WRITTEN PROBLEM: Repeat every entry word for word, but leave the images out of your copy.

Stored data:
_ _ _ _ _ _ _

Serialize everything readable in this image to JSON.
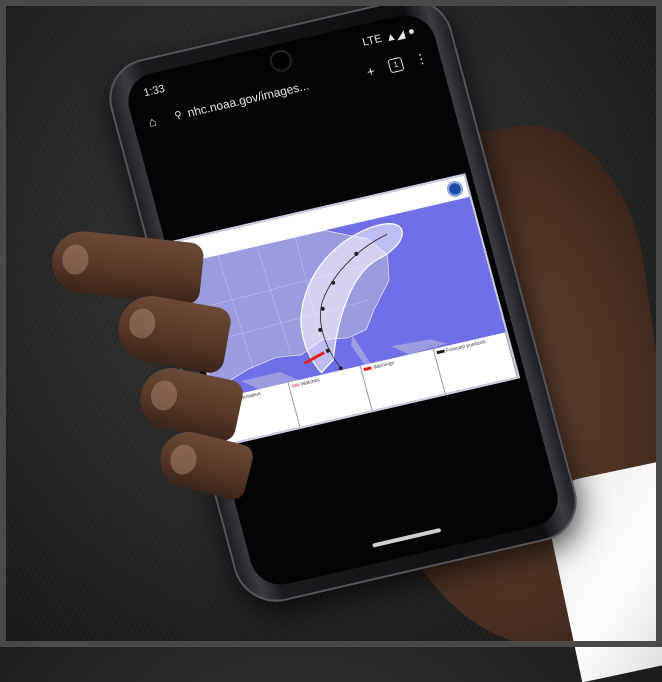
{
  "status_bar": {
    "time": "1:33",
    "network": "LTE",
    "signal": "▲◢",
    "battery": "●"
  },
  "browser": {
    "url": "nhc.noaa.gov/images...",
    "tab_count": "1"
  },
  "map": {
    "legend": [
      "Current Information",
      "Watches",
      "Warnings",
      "Forecast positions"
    ]
  },
  "colors": {
    "ocean": "#6f6fe8",
    "land": "#9b9be0",
    "cone": "#ffffff",
    "storm_center": "#d9c42a",
    "warning_red": "#e02020",
    "skin": "#5a3a2a"
  }
}
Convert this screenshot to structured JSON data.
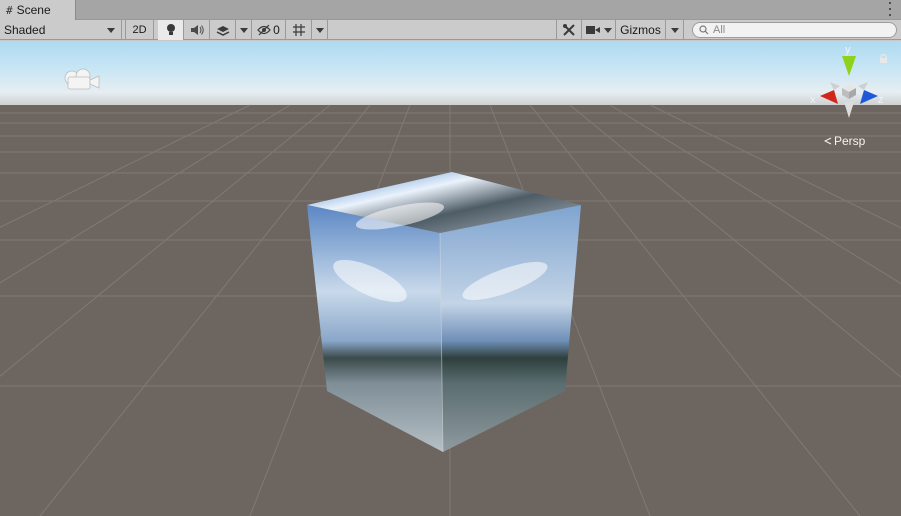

_ _ _ _ _ _ _

SOLUTION:
Serialize everything readable in this image to JSON.
{
  "status_bar": {
    "time": "1:33",
    "network": "LTE",
    "signal": "▲◢",
    "battery": "●"
  },
  "browser": {
    "url": "nhc.noaa.gov/images...",
    "tab_count": "1"
  },
  "map": {
    "legend": [
      "Current Information",
      "Watches",
      "Warnings",
      "Forecast positions"
    ]
  },
  "colors": {
    "ocean": "#6f6fe8",
    "land": "#9b9be0",
    "cone": "#ffffff",
    "storm_center": "#d9c42a",
    "warning_red": "#e02020",
    "skin": "#5a3a2a"
  }
}
Convert this screenshot to structured JSON data.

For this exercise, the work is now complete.